Tavola di Andrea Artusi, pag. 11
Buzzati fu un vero e proprio appassionato di fumetti, dei personaggi Disney e di Diabolik (che, per esempio, studiò profondamente) e realizzò perfino delle tavole vere e proprie, per il Corriere d’Informazione nel 1966, che raccontavano un sanguinoso fatto di cronaca del 1903.
Il progetto edito dalla Round Robin spicca per originalità, dato che il duo Zilio-Artusi decide di non trasporre direttamente in fumetto qualche opera di Buzzati, come per esempio l’atteso adattamento del Deserto dei Tartari della Sergio Bonelli editore ad opera di Michele Medda e Pasquale Frisenda, o di rappresentare qualche elemento biografico del grande scrittore. I due decidono di creare ex-novo un personaggio, il giornalista Odino Buzzi, cui piace improvvisarsi detective – quasi un alter ego di Buzzati – e lo inseriscono nel suo immaginario, proiettandolo nelle sue storie, che fungono da ispirazione per i racconti gialli disegnati a fumetti.



Tavola di Michela Di Cecio, pag.58
Buzzi, detective giornalista, è un bel personaggio, autoironico, che si ritrova quasi per caso ad indagare su alcune bizzarre situazioni – tra cui la prima (ambientata nella Biennale di Venezia) a metà tra la burla e la truffa artistica – e altre decisamente più drammatiche, prendendoci gusto, anche se alla lunga sembra risentire delle ricadute legate a ciò che scopre durante le quattro indagini che vengono raccontate.
Altro aspetto particolare è che per ogni racconto a fumetti vengono omaggiati più racconti di Buzzati, ognuno illustrato da un disegnatore differente, con uno stile particolare, ben rappresentato dalla copertina in cui l’immagine del protagonista viene composta dai differenti disegni dei vari artisti, ognuno con il proprio stile. Artusi e Zilio si occupano di tutti soggetti, mentre la sceneggiatura e i disegni cambiano a seconda della storia.
┄┄┄┄┄┄
*Attività:*
1 > Elenca tutte le persone nominate nell'estratto su Buzzati e il fumetto, tranne il personaggio inventato Odino Buzzi, scrivendo i nomi come compaiono nel testo.
2 > Riscrivi la parte dell'estratto su Buzzati e il fumetto che comincia con "Altro aspetto particolare" e termina con "seconda della storia.", cambiando "disegnatore" in "illustratore".
┄┄┄┄┄┄
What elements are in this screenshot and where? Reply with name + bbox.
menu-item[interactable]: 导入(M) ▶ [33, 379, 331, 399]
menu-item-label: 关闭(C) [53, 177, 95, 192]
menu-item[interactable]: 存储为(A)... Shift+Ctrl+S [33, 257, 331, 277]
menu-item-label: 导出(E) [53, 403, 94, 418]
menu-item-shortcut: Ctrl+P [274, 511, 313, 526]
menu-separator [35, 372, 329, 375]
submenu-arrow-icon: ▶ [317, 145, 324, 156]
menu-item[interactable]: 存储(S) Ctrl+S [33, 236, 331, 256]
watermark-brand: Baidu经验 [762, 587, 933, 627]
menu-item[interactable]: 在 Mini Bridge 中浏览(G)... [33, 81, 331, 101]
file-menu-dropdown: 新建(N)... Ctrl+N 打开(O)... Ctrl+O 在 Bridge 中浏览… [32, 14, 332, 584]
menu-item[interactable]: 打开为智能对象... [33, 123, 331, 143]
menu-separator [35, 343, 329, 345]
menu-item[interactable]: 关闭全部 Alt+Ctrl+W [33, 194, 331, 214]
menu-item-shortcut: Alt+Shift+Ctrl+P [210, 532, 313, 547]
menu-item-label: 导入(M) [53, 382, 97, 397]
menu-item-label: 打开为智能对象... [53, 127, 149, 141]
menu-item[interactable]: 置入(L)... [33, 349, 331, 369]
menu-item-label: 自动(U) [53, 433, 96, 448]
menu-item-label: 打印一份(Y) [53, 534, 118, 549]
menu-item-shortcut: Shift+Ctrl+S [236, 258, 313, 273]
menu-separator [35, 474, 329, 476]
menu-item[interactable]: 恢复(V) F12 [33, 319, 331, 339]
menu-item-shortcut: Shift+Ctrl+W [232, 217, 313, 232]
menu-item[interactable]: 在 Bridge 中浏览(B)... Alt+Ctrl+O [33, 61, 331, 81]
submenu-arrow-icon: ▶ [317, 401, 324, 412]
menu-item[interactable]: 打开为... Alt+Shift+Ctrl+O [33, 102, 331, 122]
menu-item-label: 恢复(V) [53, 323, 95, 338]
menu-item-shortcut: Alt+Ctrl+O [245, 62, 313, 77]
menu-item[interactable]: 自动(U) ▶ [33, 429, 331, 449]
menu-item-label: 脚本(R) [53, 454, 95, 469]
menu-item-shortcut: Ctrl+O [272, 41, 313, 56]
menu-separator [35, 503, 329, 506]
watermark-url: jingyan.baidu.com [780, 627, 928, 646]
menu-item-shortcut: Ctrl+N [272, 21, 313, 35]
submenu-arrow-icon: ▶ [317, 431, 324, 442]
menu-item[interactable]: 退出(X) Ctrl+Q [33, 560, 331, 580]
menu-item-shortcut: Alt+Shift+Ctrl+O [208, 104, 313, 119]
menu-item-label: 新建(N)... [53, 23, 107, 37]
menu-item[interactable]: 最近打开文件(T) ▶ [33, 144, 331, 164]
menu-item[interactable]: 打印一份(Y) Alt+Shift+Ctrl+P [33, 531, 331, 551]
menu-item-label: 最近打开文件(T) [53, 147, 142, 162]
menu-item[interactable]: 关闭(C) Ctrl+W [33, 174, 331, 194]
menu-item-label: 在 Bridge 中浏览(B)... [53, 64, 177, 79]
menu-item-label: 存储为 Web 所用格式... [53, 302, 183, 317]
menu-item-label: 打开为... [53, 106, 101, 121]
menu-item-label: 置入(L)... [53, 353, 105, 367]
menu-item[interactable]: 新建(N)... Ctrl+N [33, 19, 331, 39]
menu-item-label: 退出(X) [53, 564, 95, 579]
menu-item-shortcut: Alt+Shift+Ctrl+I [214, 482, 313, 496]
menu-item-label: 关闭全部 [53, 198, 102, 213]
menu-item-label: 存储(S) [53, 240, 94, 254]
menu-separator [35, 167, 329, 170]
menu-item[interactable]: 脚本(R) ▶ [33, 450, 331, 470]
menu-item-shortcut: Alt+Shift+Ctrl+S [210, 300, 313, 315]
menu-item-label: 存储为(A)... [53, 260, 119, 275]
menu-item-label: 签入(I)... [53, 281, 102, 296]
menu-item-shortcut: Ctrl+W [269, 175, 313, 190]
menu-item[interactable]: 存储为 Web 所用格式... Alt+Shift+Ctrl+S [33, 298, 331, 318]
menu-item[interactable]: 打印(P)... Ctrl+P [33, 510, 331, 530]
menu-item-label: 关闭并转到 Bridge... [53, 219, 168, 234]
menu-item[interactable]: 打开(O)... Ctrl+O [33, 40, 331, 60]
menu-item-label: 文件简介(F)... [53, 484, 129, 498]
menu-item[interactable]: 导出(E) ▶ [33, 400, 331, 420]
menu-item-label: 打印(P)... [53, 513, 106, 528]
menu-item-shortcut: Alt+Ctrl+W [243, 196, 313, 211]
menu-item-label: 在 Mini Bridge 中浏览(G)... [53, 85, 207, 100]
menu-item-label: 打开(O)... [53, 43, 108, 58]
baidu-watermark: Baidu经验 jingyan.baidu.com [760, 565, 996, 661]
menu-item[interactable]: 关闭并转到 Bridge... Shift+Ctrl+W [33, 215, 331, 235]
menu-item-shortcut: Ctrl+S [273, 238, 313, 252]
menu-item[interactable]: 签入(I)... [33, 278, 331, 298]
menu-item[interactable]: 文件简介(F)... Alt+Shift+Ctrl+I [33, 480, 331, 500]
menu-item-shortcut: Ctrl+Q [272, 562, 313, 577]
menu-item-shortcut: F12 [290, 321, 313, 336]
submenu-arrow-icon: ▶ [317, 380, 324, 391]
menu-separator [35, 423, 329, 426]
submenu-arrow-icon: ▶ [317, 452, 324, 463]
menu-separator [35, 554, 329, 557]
┄┄┄┄┄┄
*Le tue risposte:*
1 > Andrea Artusi, Buzzati, Zilio, Michele Medda, Pasquale Frisenda, Michela Di Cecio

2 >
Altro aspetto particolare è che per ogni racconto a fumetti vengono omaggiati più racconti di Buzzati, ognuno illustrato da un illustratore differente, con uno stile particolare, ben rappresentato dalla copertina in cui l’immagine del protagonista viene composta dai differenti disegni dei vari artisti, ognuno con il proprio stile. Artusi e Zilio si occupano di tutti soggetti, mentre la sceneggiatura e i disegni cambiano a seconda della storia.